### Document extract
──────────────────────────────
[DESIGN][Agent] Minimizing Elastic-Agent privileges

andrewvc commented 3 years ago

Action plan after meeting today with @blakerouse @fntlnz and @justinkambic

There are three use cases for elastic-agent with different security requirements, where we can have three different behaviors.

For docker containers specifically, we need a clear path to running as non-root for two reasons:

It will be flagged by many orgs as insecure,
Some software (synthetics) cannot run as root, so we need consistent guidance, today we need to advise people to run as different users for different use cases.

New Behavior by Use Case

Install command on local machine

Keep running as root
Individual beats can downgrade privileges / setuid as needed (see https://github.com/elastic/beats/pull/27878 which does this in just heartbeat as an example)

Run in docker with `docker run`

No need to run as root because we don't run elastic endpoint security, we should recommend running as elastic-agent
We will need to use setcap to add privileges to the elastic-agent binary
Individual beats should downgrade privileges via setcap as needed
If you want to run endpoint then you'll need to run a separate container with

docker run --network agent elastic-agent
docker run --network agent --privileged elastic-endpoint

Run in kubernetes

Run a pod for agent that contains an unprivileged container for elastic-agent, and a privileged container for elastic-endpoint

Tasks:

[ ] Elastic-agent docs updated to recommend running as regular user
[ ] Use setcap in elastic-agent docker container to add all required capabilities as inheritable so subprocesses can use privs
[ ] Modify individual beats to setuid / setcap/ downgrade for the local machine use case
- [ ] Use setcap in subprocesses in container to drop unneeded privileges

elasticmachine commented 3 years ago

Pinging @elastic/agent (Team:Agent)

andrewvc commented 3 years ago

I believe that in a k8s environment hostPath volumes still present a problem. See https://github.com/elastic/beats/issues/19600 . @jsoriano can you add your thoughts here?

jsoriano commented 2 years ago

No need to run as root because we don't run elastic endpoint security

Is this issue focused on Uptime?

In any case I think this is a risky assumption, a user of Elastic Agent for any use-case may decide to install a different integration in the future that may need further privileges, if they do, they will probably find weird failures, and they will end up having to replace their installation of Elastic Agent, or run multiple of them, what may undermine the user experience intended with Agent/Fleet.

The default experience should assume that Agent can run any integration. As a process supervisor, it should be understandable that its default is running full privileged. There can be options to run with less privileges, and we should document them, but we have to think on this as unified user experience, considering what happens if a user associates a policy with an agent that doesn't have privileges to run it.

4. If you want to run endpoint then you'll need to run a separate container with
docker run --network agent elastic-agent
docker run --network agent --privileged elastic-endpoint

This would also undermine the experience intended with Agent/Fleet. What is the benefit of this new experience if you still need to run agents individually?
──────────────────────────────
### Given task
Continue the discussion above about minimizing Elastic-Agent privileges, picking up after its final comment.
──────────────────────────────
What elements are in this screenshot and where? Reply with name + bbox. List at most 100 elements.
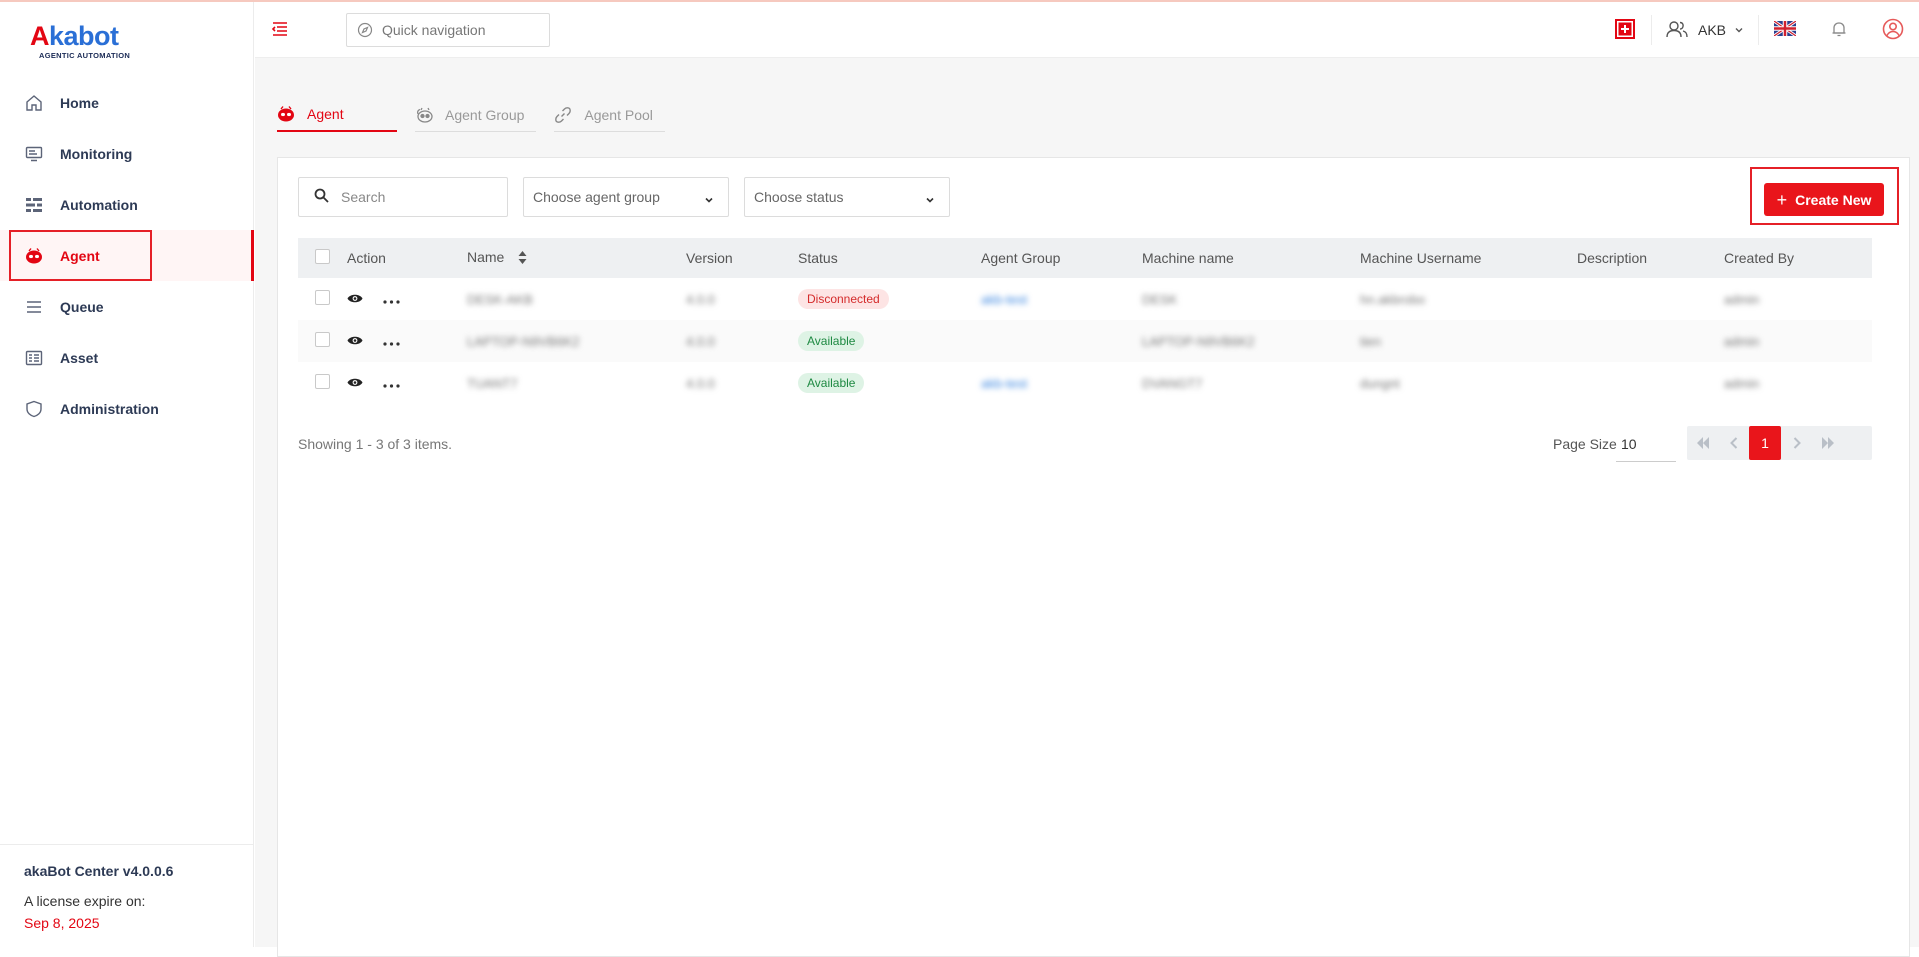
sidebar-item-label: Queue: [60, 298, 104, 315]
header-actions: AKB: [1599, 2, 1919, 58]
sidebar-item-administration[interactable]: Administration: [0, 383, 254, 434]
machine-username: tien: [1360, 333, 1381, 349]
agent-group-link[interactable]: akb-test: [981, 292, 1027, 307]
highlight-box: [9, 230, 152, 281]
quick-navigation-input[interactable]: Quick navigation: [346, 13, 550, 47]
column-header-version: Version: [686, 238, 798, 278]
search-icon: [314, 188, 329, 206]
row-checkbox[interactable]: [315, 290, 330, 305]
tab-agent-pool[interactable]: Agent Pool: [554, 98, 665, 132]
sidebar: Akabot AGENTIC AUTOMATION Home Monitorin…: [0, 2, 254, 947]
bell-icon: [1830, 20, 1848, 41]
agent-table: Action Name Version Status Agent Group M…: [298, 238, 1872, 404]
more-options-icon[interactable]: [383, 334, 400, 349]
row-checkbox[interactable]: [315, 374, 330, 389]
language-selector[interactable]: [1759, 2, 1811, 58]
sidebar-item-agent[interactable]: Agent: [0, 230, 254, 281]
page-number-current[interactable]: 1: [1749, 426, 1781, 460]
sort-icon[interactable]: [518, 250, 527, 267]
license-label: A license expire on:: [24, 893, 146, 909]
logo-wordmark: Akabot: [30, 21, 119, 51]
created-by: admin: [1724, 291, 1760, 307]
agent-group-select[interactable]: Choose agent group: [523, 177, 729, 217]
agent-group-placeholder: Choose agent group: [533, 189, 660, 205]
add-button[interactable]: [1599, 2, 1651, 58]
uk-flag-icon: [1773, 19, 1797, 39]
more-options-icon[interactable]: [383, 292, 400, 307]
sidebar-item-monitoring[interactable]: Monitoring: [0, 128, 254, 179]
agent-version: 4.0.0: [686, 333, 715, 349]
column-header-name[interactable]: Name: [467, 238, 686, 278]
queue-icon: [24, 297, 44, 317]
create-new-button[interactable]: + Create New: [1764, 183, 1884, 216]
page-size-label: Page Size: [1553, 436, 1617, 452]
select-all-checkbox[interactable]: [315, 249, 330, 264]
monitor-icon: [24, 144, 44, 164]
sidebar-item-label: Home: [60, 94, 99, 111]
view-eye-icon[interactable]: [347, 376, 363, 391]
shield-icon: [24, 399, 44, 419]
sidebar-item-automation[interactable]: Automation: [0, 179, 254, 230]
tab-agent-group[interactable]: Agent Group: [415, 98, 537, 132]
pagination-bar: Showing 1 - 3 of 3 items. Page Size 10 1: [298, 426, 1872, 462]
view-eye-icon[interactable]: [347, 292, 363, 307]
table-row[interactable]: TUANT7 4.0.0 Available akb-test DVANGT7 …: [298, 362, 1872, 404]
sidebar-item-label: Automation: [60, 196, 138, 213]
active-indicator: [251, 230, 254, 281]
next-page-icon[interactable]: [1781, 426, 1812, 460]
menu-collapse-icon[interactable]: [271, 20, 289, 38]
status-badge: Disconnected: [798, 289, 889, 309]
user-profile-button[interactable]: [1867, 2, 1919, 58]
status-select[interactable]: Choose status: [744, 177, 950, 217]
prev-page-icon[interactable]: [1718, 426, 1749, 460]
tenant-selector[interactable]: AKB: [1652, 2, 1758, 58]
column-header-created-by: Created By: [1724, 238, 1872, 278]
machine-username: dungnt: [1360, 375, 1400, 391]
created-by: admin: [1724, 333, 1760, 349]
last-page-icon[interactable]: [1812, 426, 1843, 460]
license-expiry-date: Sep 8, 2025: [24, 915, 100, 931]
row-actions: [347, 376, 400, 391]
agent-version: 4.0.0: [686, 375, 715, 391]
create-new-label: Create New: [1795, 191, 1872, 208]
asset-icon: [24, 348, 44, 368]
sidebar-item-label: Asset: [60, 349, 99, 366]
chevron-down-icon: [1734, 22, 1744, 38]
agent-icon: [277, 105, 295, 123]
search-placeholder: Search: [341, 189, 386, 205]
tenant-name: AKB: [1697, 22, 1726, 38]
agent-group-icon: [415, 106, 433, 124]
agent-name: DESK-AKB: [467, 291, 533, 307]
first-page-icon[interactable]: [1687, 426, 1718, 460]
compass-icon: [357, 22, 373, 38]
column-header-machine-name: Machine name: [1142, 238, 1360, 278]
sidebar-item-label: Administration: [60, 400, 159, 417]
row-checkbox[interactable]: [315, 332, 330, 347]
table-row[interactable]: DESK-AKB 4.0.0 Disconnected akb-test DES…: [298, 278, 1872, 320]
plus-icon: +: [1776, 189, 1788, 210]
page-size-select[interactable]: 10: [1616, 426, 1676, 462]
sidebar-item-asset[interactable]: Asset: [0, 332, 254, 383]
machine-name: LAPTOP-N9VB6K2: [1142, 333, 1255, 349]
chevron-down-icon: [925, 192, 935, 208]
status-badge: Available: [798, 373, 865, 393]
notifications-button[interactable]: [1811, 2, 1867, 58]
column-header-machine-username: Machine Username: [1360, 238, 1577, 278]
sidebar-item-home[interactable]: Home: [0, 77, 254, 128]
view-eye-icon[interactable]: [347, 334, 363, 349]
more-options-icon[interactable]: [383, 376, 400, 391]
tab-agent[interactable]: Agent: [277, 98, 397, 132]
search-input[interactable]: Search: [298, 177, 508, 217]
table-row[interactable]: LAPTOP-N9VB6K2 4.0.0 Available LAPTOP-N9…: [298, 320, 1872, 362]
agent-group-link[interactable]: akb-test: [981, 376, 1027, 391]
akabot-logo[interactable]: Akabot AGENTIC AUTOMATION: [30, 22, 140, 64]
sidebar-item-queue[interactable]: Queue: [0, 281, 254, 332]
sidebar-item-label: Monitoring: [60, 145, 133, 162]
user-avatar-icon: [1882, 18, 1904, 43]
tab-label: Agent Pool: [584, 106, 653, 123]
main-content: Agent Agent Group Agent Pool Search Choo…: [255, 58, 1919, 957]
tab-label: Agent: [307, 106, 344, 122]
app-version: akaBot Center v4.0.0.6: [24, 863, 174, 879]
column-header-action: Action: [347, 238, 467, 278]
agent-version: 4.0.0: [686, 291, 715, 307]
──────────────────────────────
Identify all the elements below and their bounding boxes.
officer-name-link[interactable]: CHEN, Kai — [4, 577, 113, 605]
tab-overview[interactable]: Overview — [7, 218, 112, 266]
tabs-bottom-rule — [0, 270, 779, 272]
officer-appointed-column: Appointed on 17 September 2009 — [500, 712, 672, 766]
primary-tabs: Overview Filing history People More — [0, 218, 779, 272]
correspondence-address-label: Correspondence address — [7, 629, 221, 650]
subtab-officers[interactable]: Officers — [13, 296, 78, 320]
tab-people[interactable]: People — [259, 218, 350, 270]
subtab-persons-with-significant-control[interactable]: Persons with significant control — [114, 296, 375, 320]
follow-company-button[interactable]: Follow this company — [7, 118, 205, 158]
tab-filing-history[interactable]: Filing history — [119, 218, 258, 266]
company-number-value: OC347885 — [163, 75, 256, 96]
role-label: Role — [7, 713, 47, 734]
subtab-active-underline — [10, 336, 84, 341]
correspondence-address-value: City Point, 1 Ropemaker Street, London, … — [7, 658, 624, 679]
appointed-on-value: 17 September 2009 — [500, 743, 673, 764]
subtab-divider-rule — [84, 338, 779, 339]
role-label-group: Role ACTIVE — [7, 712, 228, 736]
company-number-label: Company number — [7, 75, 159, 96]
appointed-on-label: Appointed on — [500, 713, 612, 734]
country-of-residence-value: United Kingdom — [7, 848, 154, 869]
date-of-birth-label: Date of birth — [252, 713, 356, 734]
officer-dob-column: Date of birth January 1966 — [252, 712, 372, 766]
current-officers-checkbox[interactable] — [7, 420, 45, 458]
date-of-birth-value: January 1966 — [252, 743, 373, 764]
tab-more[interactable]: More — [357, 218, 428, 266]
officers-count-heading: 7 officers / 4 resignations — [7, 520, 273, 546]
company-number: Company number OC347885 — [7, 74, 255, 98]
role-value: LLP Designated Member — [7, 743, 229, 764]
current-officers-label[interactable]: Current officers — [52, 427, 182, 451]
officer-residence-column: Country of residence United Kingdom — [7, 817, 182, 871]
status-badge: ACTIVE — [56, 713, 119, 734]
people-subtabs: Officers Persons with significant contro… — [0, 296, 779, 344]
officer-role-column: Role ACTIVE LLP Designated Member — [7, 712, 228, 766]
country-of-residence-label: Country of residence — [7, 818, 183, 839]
──────────────────────────────
### Expected answer
Individual beats should downgrade privileges via setcap as needed

Modify individual beats to setuid / setcap/ downgrade for the local machine use case

I consider this a good practice for any application, but I think it'd be better if we don't rely on this to ensure the minimum privileges principle. I would propose a security model where Elastic Agent has the control of the privileges of the processes executed. The main reasons for that:

Elastic Agent may execute processes of different nature, what will require different implementations for capabilities management, what is error-prone. Think that Agent already runs Beats and Endpoint, and may run other different collectors in the future. Running all of them with full privileges, trusting that they will do the right thing after that is a risk.
This is a common practice (docker and other container runtimes run containers by default with a reduced set of capabilities, execution can be tuned to increase privileges, systemd and other service supervisors have features to control the capabilities of the services they run...).
This can allow in the future to decide the capabilities required per enabled integration, for example metricbeat with the system module enabled is executed with more capabilities than metricbeat monitoring only a remote apache.
As well as controlling privileges, it could also run collectors as different users, solving the mentioned problem with synthetics.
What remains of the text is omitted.